> [TASK GOAL]
Check the listing below line by line and report how many lines hold "text", with no other words.

[Dataset items]

=-=-=-=-=

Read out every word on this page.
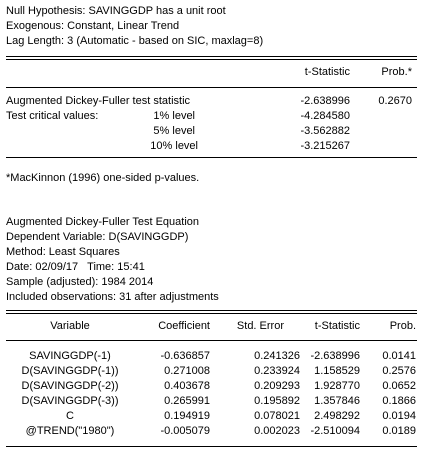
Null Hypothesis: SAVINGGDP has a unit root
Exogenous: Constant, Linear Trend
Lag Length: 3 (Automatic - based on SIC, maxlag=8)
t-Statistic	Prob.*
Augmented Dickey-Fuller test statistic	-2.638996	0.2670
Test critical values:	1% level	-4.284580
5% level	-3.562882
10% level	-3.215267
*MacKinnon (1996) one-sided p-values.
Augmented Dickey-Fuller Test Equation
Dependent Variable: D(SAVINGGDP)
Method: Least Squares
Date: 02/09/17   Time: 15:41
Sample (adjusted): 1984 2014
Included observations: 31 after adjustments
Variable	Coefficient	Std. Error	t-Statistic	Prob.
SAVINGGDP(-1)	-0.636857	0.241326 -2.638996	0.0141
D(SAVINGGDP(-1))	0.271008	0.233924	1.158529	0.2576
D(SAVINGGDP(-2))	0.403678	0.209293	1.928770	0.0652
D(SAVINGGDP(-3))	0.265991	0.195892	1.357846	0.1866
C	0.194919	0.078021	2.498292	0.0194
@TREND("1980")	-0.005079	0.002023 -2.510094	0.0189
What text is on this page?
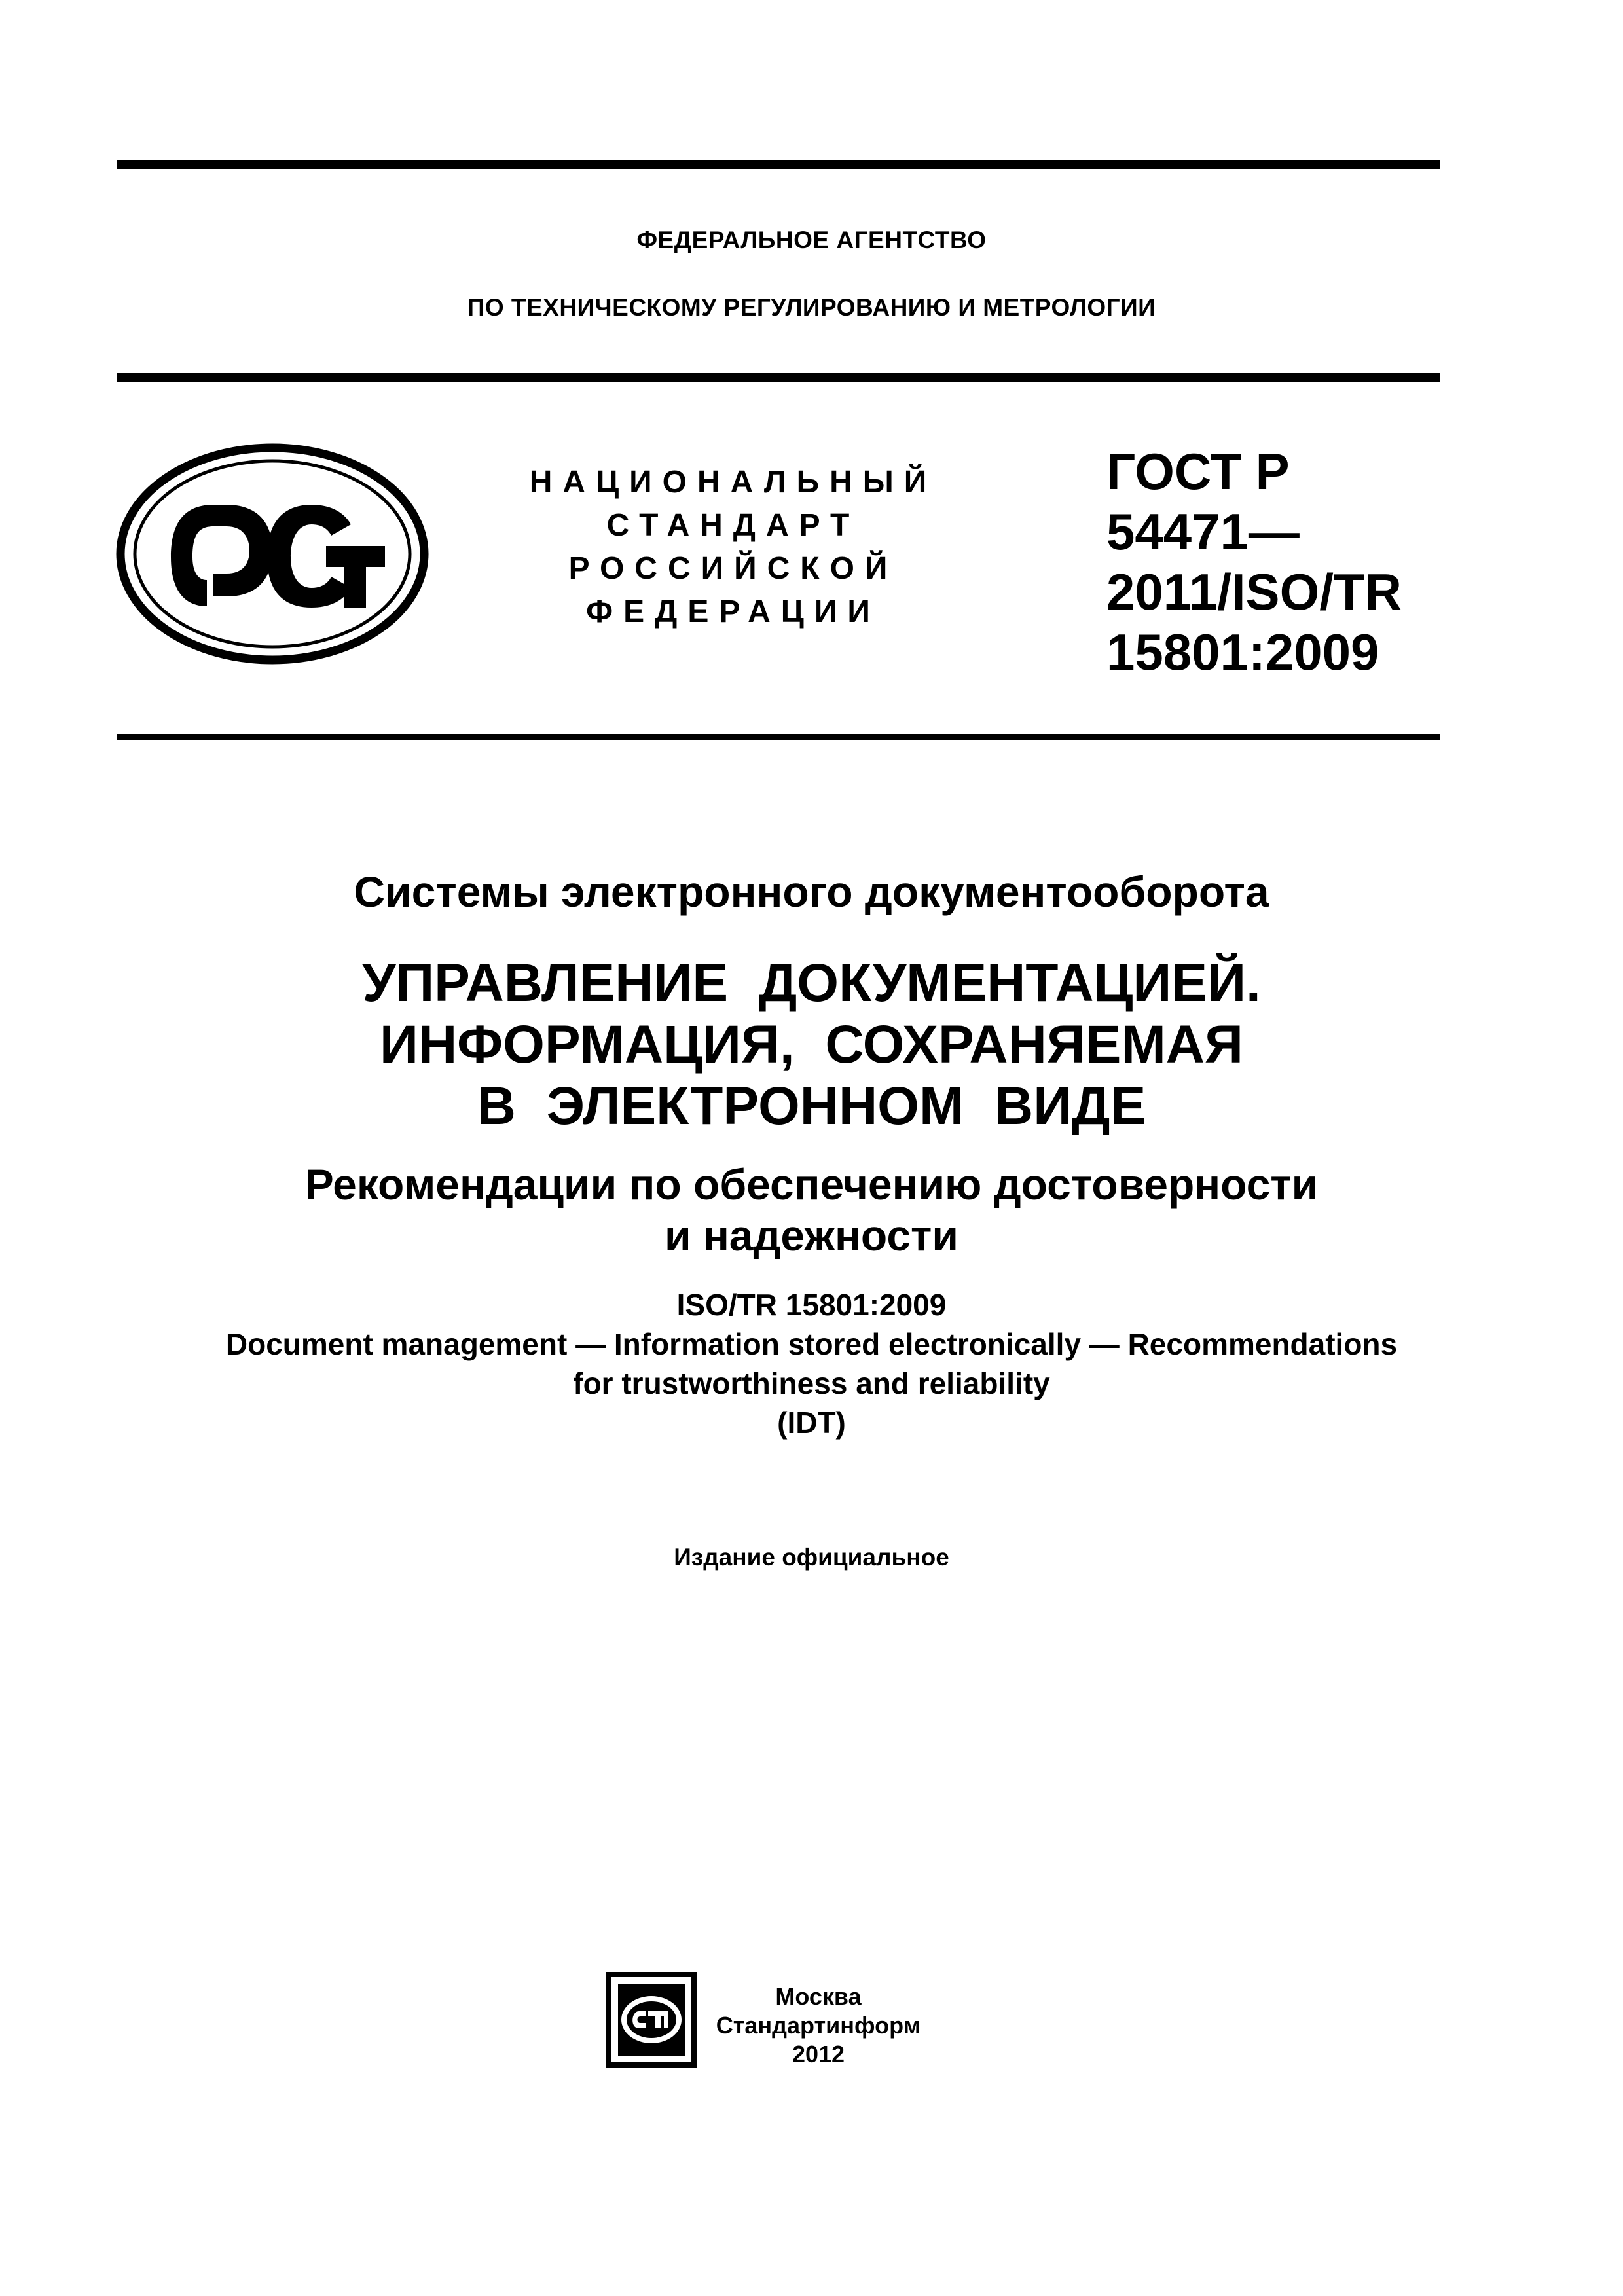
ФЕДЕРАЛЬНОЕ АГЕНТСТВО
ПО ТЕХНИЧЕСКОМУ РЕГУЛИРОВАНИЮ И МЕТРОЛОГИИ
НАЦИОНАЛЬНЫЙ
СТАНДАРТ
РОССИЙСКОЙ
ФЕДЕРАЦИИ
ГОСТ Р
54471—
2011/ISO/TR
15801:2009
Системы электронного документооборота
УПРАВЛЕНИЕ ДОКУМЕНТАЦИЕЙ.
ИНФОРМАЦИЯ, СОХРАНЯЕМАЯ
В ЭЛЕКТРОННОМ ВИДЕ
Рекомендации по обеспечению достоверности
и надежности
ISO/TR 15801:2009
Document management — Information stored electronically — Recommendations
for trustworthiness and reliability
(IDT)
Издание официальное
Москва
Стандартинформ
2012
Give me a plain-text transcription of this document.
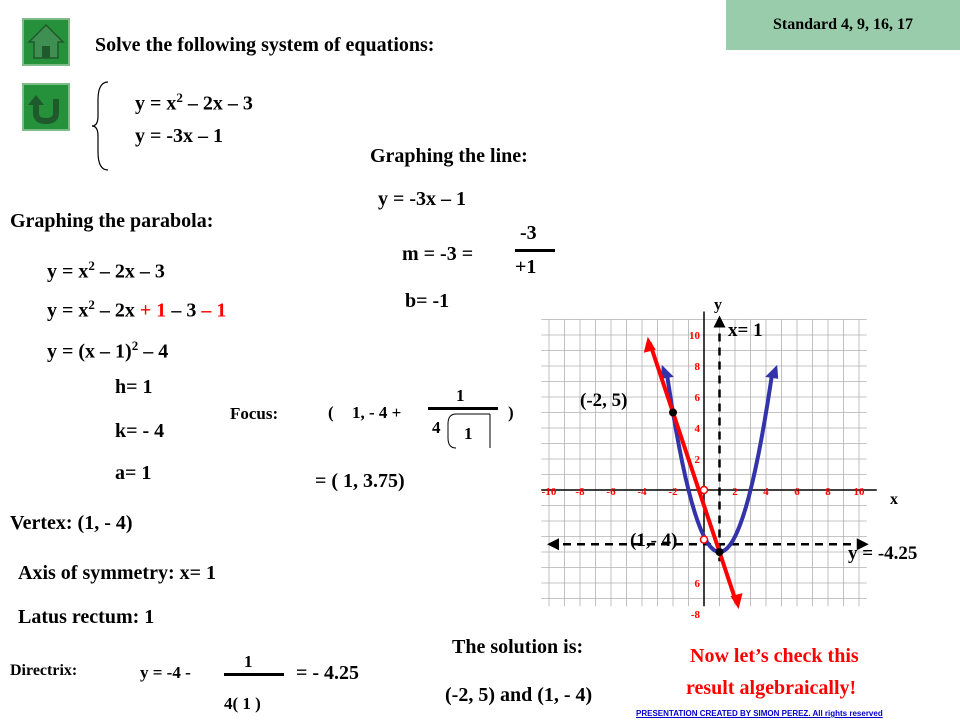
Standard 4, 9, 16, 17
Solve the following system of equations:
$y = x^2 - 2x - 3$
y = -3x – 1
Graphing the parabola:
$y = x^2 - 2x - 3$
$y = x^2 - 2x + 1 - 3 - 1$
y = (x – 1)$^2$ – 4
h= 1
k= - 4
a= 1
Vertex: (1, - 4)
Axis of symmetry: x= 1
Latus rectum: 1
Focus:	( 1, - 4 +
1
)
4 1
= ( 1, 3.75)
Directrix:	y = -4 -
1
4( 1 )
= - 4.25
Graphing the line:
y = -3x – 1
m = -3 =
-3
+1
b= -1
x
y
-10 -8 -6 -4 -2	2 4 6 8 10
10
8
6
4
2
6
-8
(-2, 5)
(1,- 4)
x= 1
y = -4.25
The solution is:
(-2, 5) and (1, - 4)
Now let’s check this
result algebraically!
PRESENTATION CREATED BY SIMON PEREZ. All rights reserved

=-=-=-=-=

> [RESPONSE]
2